#### [Your goal]
Identify every line in the records below that contains the word "Temm", and copy each of those lines.

----------

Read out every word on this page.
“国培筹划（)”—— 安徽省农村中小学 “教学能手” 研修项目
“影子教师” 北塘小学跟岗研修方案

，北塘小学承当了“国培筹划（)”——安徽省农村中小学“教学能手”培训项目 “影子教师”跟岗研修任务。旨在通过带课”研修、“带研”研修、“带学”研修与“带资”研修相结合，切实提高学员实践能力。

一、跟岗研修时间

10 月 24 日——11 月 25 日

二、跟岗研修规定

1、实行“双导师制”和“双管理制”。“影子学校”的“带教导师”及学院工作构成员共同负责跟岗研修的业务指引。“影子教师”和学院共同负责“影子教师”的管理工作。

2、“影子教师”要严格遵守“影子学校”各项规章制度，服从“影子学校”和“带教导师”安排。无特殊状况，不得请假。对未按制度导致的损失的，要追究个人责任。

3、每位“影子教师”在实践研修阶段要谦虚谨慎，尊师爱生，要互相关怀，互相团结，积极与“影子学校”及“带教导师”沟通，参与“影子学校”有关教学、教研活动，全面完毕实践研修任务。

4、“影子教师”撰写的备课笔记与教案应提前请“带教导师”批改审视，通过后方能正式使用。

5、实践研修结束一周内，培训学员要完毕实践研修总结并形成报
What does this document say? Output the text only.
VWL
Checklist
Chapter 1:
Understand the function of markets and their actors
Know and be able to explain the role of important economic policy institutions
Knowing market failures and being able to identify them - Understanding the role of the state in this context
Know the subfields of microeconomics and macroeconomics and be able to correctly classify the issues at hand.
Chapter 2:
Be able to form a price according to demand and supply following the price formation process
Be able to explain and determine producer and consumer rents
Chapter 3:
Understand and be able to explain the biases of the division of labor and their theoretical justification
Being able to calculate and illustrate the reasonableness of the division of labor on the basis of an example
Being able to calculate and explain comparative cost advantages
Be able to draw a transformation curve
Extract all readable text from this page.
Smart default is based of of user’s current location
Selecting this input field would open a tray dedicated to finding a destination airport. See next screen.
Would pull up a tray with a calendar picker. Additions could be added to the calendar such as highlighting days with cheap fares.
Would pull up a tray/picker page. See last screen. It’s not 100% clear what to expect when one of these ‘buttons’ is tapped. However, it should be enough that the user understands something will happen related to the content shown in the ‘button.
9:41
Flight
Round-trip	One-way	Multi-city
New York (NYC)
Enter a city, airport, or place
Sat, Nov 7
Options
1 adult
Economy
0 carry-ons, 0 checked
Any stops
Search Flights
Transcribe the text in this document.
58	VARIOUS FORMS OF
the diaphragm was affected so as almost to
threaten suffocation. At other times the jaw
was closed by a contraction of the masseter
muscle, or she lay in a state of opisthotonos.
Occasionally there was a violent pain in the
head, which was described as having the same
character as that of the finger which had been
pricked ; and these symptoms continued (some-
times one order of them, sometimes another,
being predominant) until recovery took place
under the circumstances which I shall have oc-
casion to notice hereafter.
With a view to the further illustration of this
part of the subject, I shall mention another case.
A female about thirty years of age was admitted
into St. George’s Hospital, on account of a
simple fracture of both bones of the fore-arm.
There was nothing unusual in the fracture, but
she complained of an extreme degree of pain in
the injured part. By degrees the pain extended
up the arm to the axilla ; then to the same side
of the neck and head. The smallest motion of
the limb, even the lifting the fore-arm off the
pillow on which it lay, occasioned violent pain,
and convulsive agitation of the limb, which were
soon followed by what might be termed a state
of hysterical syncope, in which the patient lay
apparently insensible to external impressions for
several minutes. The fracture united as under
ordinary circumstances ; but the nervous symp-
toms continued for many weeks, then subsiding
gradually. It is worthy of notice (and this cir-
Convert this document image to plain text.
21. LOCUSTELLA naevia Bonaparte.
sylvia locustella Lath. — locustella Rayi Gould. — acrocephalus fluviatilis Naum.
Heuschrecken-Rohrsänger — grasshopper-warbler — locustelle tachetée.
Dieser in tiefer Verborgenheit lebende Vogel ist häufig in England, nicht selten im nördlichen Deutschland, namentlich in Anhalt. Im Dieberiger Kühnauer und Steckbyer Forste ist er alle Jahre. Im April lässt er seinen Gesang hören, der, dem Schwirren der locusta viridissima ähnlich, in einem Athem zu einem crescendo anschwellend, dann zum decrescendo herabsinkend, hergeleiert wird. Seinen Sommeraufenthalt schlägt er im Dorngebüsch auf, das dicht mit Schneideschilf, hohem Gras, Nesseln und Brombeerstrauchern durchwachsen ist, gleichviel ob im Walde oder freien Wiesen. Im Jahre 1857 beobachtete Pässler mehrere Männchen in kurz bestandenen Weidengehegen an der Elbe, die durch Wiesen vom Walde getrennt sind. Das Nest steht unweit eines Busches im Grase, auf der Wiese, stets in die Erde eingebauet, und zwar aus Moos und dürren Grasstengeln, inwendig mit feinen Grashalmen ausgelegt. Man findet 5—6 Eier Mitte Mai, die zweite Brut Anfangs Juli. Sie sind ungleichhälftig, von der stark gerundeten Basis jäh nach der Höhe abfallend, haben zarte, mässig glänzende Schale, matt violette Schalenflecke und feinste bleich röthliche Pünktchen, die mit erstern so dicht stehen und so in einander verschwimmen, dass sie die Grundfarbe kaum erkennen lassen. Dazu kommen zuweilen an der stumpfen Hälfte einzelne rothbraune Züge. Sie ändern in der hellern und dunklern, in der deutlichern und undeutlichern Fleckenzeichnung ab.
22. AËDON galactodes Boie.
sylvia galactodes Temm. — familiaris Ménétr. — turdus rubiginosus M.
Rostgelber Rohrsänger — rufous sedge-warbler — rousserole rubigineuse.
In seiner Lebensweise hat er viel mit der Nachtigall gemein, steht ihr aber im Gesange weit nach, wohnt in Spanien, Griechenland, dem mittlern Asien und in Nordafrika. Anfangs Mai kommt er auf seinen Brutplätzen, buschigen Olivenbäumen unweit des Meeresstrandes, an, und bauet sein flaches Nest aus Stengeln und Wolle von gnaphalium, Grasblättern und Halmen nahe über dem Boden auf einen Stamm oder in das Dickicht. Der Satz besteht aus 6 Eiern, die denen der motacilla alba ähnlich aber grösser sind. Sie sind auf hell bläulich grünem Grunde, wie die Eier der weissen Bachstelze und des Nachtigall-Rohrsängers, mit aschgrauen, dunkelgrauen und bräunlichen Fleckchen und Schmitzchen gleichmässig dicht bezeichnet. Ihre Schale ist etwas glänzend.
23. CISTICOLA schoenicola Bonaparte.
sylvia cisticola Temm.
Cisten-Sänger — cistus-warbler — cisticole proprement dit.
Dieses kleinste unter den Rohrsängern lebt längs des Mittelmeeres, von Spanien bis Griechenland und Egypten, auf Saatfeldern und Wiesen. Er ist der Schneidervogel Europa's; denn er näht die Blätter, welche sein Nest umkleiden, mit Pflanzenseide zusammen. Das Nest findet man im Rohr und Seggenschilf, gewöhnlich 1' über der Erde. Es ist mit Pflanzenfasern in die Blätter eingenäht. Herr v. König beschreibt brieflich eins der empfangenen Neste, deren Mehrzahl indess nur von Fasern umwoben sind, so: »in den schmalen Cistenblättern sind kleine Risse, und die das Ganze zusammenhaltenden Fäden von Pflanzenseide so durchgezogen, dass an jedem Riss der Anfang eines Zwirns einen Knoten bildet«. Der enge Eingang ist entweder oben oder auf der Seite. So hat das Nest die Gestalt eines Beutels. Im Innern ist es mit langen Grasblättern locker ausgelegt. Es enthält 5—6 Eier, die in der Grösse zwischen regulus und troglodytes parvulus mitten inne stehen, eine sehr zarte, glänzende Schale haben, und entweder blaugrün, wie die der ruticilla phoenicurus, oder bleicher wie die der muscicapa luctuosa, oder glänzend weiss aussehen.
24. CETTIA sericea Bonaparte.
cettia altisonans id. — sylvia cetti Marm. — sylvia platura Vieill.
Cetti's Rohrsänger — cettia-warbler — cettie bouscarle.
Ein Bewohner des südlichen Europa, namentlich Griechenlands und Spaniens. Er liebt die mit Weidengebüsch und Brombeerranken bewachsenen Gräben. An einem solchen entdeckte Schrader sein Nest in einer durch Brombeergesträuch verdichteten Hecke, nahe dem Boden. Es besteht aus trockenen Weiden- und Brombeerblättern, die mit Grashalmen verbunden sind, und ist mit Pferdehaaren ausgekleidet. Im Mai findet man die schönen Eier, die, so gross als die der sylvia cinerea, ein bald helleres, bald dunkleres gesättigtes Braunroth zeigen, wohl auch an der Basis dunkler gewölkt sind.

----------

#### [Result for this task]
sylvia galactodes Temm. — familiaris Ménétr. — turdus rubiginosus M.
sylvia cisticola Temm.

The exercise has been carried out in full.